**What is needed:**
Select and copy out every line in the records containing "year".

**Data to use:**
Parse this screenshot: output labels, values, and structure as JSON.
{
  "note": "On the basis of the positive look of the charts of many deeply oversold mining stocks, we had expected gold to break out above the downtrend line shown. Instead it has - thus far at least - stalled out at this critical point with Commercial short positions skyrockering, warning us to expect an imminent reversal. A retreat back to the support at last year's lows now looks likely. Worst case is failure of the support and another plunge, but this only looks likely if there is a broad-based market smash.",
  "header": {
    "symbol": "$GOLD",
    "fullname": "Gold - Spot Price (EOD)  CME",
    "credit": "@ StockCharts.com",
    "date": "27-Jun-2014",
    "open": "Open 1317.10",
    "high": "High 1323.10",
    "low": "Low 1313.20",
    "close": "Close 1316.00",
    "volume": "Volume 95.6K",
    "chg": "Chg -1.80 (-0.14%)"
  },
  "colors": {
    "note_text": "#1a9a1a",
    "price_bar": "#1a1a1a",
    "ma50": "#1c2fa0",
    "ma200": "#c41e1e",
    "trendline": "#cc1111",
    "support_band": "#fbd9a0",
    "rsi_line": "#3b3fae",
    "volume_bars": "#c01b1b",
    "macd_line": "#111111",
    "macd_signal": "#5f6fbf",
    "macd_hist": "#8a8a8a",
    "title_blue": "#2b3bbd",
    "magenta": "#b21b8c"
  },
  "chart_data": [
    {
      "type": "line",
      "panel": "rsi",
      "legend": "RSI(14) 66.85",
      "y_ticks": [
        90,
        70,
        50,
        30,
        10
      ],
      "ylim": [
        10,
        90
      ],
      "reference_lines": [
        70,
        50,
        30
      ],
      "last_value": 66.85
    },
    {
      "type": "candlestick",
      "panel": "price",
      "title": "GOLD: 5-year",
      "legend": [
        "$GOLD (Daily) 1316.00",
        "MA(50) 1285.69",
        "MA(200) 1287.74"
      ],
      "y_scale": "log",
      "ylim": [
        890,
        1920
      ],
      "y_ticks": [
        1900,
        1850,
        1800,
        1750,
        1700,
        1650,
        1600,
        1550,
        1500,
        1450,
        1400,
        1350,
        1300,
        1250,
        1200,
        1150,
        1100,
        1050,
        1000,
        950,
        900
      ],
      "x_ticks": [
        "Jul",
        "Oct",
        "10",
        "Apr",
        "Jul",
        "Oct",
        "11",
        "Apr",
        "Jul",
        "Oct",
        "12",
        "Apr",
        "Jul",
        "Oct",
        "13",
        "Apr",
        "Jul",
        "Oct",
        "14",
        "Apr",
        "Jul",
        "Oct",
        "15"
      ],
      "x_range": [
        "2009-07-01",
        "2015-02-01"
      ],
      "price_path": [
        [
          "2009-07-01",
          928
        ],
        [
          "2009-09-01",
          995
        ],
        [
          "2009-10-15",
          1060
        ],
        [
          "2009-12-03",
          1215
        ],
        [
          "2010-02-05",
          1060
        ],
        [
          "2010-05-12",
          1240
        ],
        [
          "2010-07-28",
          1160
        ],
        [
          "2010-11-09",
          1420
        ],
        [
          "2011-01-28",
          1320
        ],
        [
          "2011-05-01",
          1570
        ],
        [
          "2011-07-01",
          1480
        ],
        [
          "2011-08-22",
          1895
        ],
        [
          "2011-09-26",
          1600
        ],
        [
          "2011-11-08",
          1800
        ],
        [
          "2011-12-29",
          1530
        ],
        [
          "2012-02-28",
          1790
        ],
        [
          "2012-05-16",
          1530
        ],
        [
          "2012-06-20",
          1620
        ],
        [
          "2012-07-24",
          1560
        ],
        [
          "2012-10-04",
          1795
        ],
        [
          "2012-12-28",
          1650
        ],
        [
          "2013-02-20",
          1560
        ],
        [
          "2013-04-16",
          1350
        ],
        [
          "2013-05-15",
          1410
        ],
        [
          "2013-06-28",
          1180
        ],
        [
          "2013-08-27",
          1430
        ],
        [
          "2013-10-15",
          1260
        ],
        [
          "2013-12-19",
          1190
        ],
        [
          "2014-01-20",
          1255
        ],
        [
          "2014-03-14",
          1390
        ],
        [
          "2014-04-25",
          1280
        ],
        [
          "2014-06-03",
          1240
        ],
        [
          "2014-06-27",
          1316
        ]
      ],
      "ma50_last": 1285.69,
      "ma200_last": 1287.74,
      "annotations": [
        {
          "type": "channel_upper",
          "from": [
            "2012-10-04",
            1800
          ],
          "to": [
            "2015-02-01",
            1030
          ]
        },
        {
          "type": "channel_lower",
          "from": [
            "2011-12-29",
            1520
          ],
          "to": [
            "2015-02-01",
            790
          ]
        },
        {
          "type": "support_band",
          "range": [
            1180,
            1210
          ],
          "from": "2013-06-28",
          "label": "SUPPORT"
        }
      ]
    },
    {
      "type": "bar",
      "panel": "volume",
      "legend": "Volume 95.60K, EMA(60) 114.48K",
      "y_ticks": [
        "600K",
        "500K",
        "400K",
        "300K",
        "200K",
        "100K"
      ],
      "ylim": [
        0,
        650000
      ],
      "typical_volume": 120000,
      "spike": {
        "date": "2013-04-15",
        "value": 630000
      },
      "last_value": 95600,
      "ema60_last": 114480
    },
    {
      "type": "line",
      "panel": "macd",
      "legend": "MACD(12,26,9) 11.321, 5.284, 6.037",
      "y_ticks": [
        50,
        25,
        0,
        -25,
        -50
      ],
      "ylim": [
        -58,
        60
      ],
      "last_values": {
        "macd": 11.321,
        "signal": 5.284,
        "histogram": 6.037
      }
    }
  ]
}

**Complete output:**
  "note": "On the basis of the positive look of the charts of many deeply oversold mining stocks, we had expected gold to break out above the downtrend line shown. Instead it has - thus far at least - stalled out at this critical point with Commercial short positions skyrockering, warning us to expect an imminent reversal. A retreat back to the support at last year's lows now looks likely. Worst case is failure of the support and another plunge, but this only looks likely if there is a broad-based market smash.",
      "title": "GOLD: 5-year",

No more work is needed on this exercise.